**REQUIRED WORK**
Reproduce every entry below precisely. Pictures are excluded from the copy.

Stored entries
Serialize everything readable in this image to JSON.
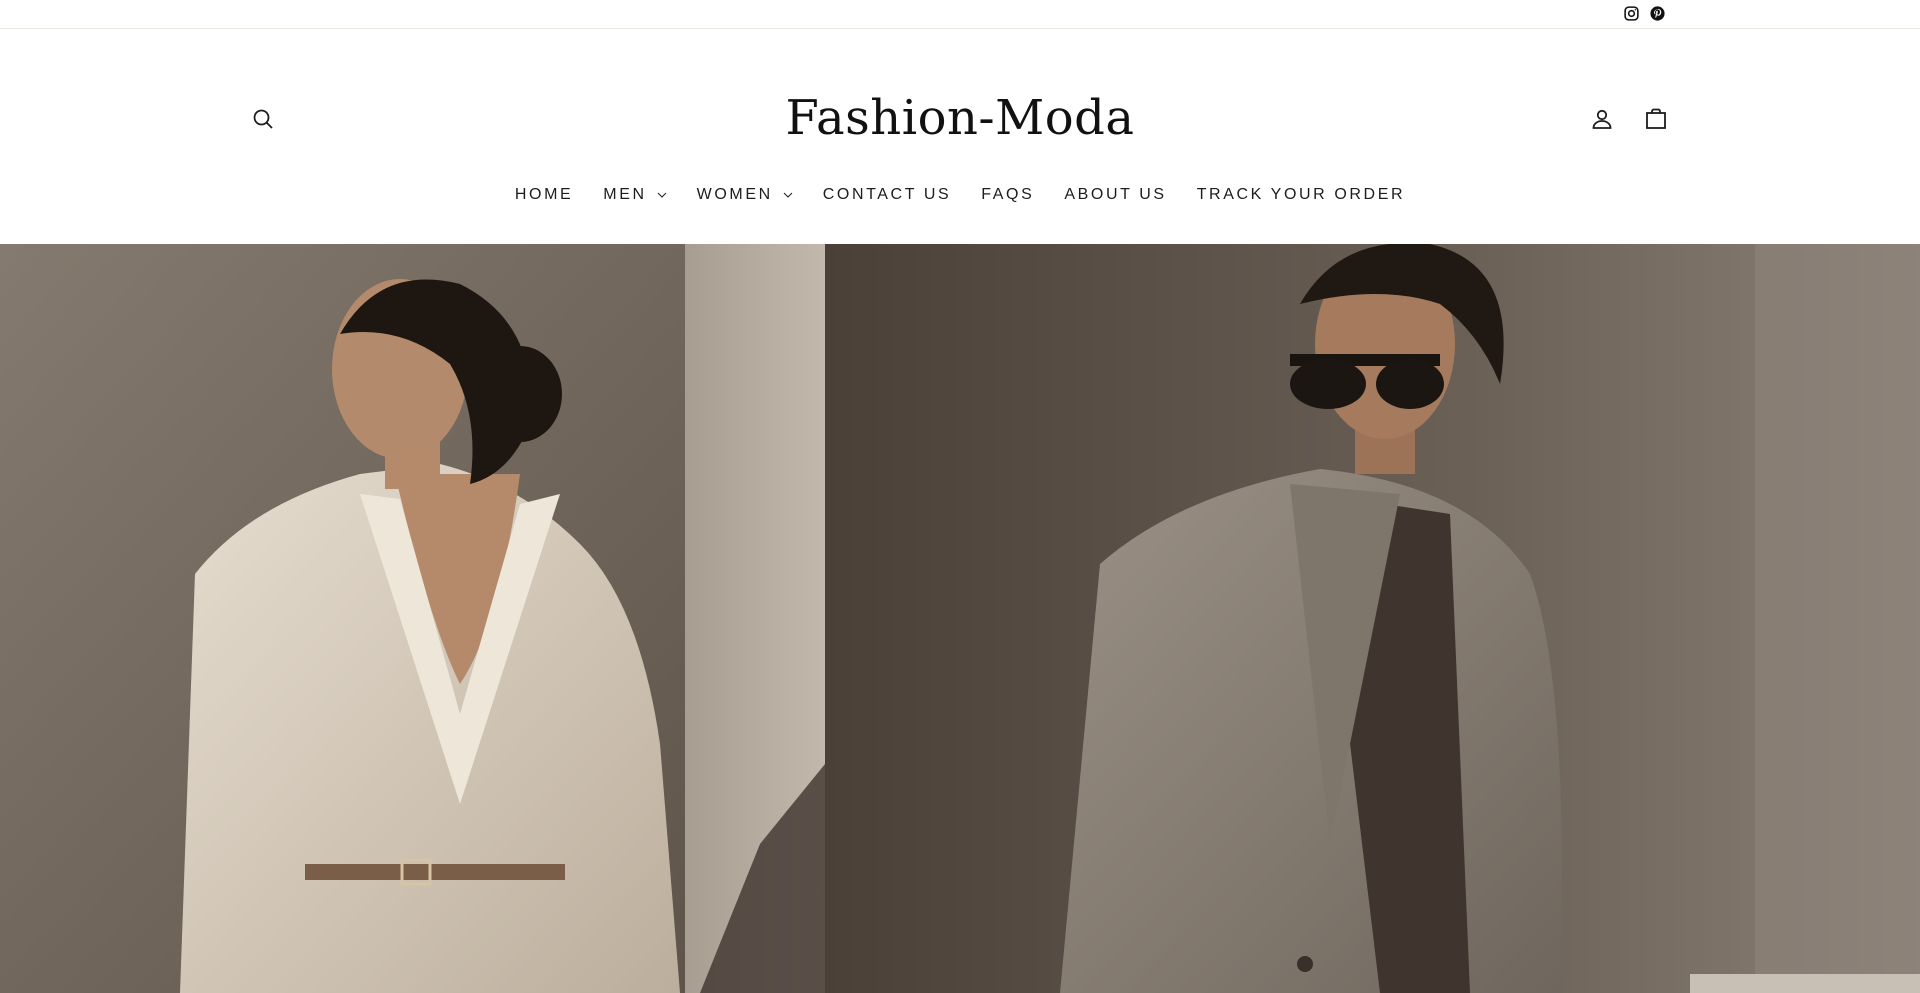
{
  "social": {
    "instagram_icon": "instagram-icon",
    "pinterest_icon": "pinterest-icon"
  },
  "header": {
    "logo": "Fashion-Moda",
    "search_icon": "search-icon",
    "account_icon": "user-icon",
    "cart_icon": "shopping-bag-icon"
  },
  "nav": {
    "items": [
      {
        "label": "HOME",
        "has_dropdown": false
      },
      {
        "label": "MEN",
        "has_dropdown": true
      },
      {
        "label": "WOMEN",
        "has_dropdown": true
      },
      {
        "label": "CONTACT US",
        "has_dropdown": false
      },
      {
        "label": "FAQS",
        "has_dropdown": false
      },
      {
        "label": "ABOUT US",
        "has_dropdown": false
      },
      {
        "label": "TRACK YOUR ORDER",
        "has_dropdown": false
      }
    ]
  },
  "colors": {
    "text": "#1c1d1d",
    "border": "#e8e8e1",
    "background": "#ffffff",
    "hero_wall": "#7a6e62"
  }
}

**REPLY**
Serialize everything readable in this image to JSON.
{
  "social": {
    "instagram_icon": "instagram-icon",
    "pinterest_icon": "pinterest-icon"
  },
  "header": {
    "logo": "Fashion-Moda",
    "search_icon": "search-icon",
    "account_icon": "user-icon",
    "cart_icon": "shopping-bag-icon"
  },
  "nav": {
    "items": [
      {
        "label": "HOME",
        "has_dropdown": false
      },
      {
        "label": "MEN",
        "has_dropdown": true
      },
      {
        "label": "WOMEN",
        "has_dropdown": true
      },
      {
        "label": "CONTACT US",
        "has_dropdown": false
      },
      {
        "label": "FAQS",
        "has_dropdown": false
      },
      {
        "label": "ABOUT US",
        "has_dropdown": false
      },
      {
        "label": "TRACK YOUR ORDER",
        "has_dropdown": false
      }
    ]
  },
  "colors": {
    "text": "#1c1d1d",
    "border": "#e8e8e1",
    "background": "#ffffff",
    "hero_wall": "#7a6e62"
  }
}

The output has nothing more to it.